▶ [SHORT EXERCISE]:
Retype each entry below, keeping every character the same.
# DATASET EXCERPTS start
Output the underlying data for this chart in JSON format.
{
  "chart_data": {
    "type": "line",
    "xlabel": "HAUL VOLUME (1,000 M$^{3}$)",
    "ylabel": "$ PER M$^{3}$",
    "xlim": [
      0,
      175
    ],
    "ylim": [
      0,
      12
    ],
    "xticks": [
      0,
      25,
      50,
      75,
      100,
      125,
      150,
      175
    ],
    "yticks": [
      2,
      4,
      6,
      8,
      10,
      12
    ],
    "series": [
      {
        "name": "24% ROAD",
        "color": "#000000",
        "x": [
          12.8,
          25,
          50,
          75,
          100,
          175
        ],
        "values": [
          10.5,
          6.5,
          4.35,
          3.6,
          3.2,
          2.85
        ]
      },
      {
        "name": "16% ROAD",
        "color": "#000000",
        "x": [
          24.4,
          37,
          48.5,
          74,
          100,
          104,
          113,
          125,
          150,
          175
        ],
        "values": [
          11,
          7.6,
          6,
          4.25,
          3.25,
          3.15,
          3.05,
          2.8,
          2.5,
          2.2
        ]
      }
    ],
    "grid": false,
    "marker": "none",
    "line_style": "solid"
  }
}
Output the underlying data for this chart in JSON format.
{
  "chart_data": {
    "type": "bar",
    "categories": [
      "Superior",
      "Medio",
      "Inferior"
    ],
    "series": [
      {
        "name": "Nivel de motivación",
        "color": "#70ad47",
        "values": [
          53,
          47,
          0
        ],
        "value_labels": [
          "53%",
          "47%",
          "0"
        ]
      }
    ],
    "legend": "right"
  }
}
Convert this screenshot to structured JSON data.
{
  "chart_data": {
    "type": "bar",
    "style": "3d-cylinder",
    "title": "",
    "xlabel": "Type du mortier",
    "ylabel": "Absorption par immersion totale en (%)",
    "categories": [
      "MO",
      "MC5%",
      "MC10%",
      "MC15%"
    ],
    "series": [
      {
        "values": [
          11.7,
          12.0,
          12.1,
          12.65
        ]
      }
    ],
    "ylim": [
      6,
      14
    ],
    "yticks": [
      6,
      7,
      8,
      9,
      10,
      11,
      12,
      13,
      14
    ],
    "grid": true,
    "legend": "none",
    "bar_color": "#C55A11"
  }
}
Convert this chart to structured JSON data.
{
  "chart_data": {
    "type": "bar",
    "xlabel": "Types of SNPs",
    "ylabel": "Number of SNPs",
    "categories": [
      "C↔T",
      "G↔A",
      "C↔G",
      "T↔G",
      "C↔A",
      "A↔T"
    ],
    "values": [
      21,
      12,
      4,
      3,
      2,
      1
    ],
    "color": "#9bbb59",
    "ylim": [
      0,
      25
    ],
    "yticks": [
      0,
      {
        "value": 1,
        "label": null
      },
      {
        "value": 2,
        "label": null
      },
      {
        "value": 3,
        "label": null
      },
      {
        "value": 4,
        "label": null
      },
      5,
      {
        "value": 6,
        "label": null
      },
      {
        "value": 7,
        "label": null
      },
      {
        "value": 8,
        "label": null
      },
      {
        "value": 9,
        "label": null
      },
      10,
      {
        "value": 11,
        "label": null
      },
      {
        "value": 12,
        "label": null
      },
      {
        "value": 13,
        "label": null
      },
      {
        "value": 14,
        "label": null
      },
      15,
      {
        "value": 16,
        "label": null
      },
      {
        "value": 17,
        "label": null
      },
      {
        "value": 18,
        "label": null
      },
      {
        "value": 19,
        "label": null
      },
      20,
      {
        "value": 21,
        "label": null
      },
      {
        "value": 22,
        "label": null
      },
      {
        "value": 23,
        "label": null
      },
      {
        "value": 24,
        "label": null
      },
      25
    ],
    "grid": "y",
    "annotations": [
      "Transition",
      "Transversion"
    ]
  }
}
# DATASET EXCERPTS end
▶ [TASK RESPONSE]:
Output the underlying data for this chart in JSON format.
{
  "chart_data": {
    "type": "line",
    "xlabel": "HAUL VOLUME (1,000 M$^{3}$)",
    "ylabel": "$ PER M$^{3}$",
    "xlim": [
      0,
      175
    ],
    "ylim": [
      0,
      12
    ],
    "xticks": [
      0,
      25,
      50,
      75,
      100,
      125,
      150,
      175
    ],
    "yticks": [
      2,
      4,
      6,
      8,
      10,
      12
    ],
    "series": [
      {
        "name": "24% ROAD",
        "color": "#000000",
        "x": [
          12.8,
          25,
          50,
          75,
          100,
          175
        ],
        "values": [
          10.5,
          6.5,
          4.35,
          3.6,
          3.2,
          2.85
        ]
      },
      {
        "name": "16% ROAD",
        "color": "#000000",
        "x": [
          24.4,
          37,
          48.5,
          74,
          100,
          104,
          113,
          125,
          150,
          175
        ],
        "values": [
          11,
          7.6,
          6,
          4.25,
          3.25,
          3.15,
          3.05,
          2.8,
          2.5,
          2.2
        ]
      }
    ],
    "grid": false,
    "marker": "none",
    "line_style": "solid"
  }
}
Output the underlying data for this chart in JSON format.
{
  "chart_data": {
    "type": "bar",
    "categories": [
      "Superior",
      "Medio",
      "Inferior"
    ],
    "series": [
      {
        "name": "Nivel de motivación",
        "color": "#70ad47",
        "values": [
          53,
          47,
          0
        ],
        "value_labels": [
          "53%",
          "47%",
          "0"
        ]
      }
    ],
    "legend": "right"
  }
}
Convert this screenshot to structured JSON data.
{
  "chart_data": {
    "type": "bar",
    "style": "3d-cylinder",
    "title": "",
    "xlabel": "Type du mortier",
    "ylabel": "Absorption par immersion totale en (%)",
    "categories": [
      "MO",
      "MC5%",
      "MC10%",
      "MC15%"
    ],
    "series": [
      {
        "values": [
          11.7,
          12.0,
          12.1,
          12.65
        ]
      }
    ],
    "ylim": [
      6,
      14
    ],
    "yticks": [
      6,
      7,
      8,
      9,
      10,
      11,
      12,
      13,
      14
    ],
    "grid": true,
    "legend": "none",
    "bar_color": "#C55A11"
  }
}
Convert this chart to structured JSON data.
{
  "chart_data": {
    "type": "bar",
    "xlabel": "Types of SNPs",
    "ylabel": "Number of SNPs",
    "categories": [
      "C↔T",
      "G↔A",
      "C↔G",
      "T↔G",
      "C↔A",
      "A↔T"
    ],
    "values": [
      21,
      12,
      4,
      3,
      2,
      1
    ],
    "color": "#9bbb59",
    "ylim": [
      0,
      25
    ],
    "yticks": [
      0,
      {
        "value": 1,
        "label": null
      },
      {
        "value": 2,
        "label": null
      },
      {
        "value": 3,
        "label": null
      },
      {
        "value": 4,
        "label": null
      },
      5,
      {
        "value": 6,
        "label": null
      },
      {
        "value": 7,
        "label": null
      },
      {
        "value": 8,
        "label": null
      },
      {
        "value": 9,
        "label": null
      },
      10,
      {
        "value": 11,
        "label": null
      },
      {
        "value": 12,
        "label": null
      },
      {
        "value": 13,
        "label": null
      },
      {
        "value": 14,
        "label": null
      },
      15,
      {
        "value": 16,
        "label": null
      },
      {
        "value": 17,
        "label": null
      },
      {
        "value": 18,
        "label": null
      },
      {
        "value": 19,
        "label": null
      },
      20,
      {
        "value": 21,
        "label": null
      },
      {
        "value": 22,
        "label": null
      },
      {
        "value": 23,
        "label": null
      },
      {
        "value": 24,
        "label": null
      },
      25
    ],
    "grid": "y",
    "annotations": [
      "Transition",
      "Transversion"
    ]
  }
}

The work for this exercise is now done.